Given passage:
— Begin —
A BYTE OUT OF HISTORY
The Mail Bomb Murders
12/26/06
Getting
a plainly wrapped package in the mail wasn’t
all that surprising. It was the holidays,
after all. What was inside was another matter.
It was a bomb.
When federal appeals Judge Robert Vance opened
the small brown parcel in the kitchen of his
suburban Alabama home on December 16, 1989—15
years ago this month—it exploded, killing
him instantly and seriously injuring his wife.
Two days later, virtually the same scenario
happened again. This time, the victim
was Atlanta Attorney Robert Robertson.
It wasn’t over. Two more bombs mysteriously
appeared. The third, sent to the federal courthouse
in Atlanta, was intercepted. A fourth was
recovered after being mailed to the Jacksonville
office of the NAACP. Through brave and careful
work, ATF
personnel defused the one bomb and Florida
police bomb experts the other.
The murders and serial bombings stunned the
nation. Who’d be spiteful enough to
send mail bombs during the holidays?
That’s what we aimed to find out.
We started with the obvious. Both men were
known for their work in civil rights. But
that turned out to be a red herring.
Meanwhile, with extensive help from U.S. postal
inspectors, we’d gathered the remnants
of the bombs and packages for our Lab to analyze,
learned the path the packages had taken through
the postal system, and assembled a long list
of suspects.
A break came when an ATF expert was contacted
by a colleague who had helped defuse one of
the bombs. He thought it resembled one he’d
seen 17 years before. And he remembered the
name of the person who had built it—Walter
Leroy Moody.
With this lead, the Bureau and its partners
began an extensive probe of the events—purchases,
contacts, phone calls, etc.—and ultimately
linked both the exploded and unexploded bombs
to each other and to Moody. Court authorized
surveillance of Moody at home and in jail
(he talked to himself) provided additional
evidence. Other leads were followed, suspects
eliminated or linked to the crimes, and detailed
analysis done on every bit of evidence, information,
and trail that we came across.
— End —
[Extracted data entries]
— Begin —
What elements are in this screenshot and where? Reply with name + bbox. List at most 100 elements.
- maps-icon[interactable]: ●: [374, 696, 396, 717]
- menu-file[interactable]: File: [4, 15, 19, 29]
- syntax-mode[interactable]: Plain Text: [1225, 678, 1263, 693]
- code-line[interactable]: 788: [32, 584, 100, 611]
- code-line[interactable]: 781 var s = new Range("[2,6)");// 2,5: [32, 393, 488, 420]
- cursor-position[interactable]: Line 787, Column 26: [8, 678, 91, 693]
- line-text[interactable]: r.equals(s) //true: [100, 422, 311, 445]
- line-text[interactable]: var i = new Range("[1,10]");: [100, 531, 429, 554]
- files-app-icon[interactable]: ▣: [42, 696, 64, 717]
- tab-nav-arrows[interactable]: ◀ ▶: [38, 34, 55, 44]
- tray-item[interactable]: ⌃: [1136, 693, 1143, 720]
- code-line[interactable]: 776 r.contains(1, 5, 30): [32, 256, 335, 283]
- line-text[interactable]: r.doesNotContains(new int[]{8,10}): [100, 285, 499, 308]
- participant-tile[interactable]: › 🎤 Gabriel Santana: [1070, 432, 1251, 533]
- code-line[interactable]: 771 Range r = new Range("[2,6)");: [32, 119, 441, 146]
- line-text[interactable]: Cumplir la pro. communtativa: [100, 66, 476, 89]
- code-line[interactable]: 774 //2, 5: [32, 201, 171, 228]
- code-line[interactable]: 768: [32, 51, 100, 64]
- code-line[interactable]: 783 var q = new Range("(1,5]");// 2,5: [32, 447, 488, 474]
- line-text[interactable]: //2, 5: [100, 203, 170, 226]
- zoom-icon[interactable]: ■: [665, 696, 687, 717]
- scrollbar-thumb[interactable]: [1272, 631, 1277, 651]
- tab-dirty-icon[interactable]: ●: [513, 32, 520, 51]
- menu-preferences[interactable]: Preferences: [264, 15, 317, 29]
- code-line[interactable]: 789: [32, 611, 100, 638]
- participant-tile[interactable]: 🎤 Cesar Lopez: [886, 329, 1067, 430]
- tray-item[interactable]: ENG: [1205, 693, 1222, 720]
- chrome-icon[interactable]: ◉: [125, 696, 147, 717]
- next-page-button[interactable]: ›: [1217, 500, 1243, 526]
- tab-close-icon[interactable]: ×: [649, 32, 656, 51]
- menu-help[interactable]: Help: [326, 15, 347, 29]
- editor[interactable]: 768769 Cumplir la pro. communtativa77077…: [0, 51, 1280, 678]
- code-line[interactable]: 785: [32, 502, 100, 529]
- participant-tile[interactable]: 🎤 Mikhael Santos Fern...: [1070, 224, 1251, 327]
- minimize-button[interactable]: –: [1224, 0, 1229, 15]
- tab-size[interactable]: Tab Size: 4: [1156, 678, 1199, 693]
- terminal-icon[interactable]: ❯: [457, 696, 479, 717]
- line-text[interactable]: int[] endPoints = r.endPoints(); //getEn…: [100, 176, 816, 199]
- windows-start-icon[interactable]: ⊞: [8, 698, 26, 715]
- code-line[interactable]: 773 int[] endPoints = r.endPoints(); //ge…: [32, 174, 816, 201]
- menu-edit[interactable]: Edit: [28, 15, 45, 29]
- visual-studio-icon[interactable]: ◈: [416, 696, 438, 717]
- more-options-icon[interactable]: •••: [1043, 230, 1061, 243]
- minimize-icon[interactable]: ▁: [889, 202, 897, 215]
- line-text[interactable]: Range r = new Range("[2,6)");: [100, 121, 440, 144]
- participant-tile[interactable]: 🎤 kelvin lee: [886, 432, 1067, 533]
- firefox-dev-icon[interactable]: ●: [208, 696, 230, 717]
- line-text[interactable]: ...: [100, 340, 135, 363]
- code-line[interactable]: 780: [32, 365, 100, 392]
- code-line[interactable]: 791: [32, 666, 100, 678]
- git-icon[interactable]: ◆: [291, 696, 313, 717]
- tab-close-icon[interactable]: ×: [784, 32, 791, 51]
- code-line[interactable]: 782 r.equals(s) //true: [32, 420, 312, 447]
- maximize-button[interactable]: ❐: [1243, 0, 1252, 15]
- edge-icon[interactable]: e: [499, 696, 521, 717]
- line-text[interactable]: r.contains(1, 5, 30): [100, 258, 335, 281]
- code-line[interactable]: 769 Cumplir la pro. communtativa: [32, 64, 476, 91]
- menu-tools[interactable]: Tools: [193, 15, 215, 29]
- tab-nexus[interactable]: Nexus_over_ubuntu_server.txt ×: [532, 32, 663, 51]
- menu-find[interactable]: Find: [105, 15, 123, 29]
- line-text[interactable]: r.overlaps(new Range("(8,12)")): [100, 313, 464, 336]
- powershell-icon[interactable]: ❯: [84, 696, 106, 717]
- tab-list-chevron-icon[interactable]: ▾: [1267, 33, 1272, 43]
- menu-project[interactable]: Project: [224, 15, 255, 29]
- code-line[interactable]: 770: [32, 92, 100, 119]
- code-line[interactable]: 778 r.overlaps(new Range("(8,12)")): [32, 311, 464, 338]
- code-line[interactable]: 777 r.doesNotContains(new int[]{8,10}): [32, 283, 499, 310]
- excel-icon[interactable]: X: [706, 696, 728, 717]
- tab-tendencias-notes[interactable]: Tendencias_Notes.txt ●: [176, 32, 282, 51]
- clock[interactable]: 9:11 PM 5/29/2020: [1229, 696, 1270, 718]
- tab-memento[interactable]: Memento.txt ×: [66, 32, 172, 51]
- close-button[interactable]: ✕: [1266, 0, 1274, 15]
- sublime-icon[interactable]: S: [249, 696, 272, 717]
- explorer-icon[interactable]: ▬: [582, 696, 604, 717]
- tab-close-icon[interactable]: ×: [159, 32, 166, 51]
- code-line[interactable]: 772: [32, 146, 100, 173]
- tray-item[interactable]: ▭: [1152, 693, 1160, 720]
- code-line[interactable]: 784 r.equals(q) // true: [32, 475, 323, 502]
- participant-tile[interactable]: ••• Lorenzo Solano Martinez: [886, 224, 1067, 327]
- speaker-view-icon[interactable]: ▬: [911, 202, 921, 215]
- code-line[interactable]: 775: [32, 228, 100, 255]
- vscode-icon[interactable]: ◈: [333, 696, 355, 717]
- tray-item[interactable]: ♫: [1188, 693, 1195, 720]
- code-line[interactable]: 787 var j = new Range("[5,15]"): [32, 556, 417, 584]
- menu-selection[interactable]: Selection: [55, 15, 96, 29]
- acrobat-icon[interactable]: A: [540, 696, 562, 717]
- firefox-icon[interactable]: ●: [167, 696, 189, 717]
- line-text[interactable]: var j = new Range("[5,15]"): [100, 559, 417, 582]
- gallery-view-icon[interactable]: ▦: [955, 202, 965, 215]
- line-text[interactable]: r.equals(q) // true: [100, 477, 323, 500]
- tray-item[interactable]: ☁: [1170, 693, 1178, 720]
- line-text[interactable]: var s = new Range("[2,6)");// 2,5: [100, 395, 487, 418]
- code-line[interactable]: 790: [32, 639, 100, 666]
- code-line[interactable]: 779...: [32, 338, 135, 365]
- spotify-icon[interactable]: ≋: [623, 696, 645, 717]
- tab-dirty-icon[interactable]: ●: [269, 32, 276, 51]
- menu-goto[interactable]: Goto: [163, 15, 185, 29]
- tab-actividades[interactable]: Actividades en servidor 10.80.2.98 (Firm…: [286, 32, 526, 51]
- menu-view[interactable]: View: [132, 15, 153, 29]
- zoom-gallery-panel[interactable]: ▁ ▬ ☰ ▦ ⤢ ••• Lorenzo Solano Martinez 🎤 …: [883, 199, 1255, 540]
— End —
Written task A: Reproduce word for word the part of the mail bomb article starting at "The murders and" and ending at "a red herring.".
Written task B: In the mail bomb article, where was the third bomb sent?

Task output A:
The murders and serial bombings stunned the
nation. Who’d be spiteful enough to
send mail bombs during the holidays?
That’s what we aimed to find out.
We started with the obvious. Both men were
known for their work in civil rights. But
that turned out to be a red herring.

Task output B: To the federal courthouse in Atlanta.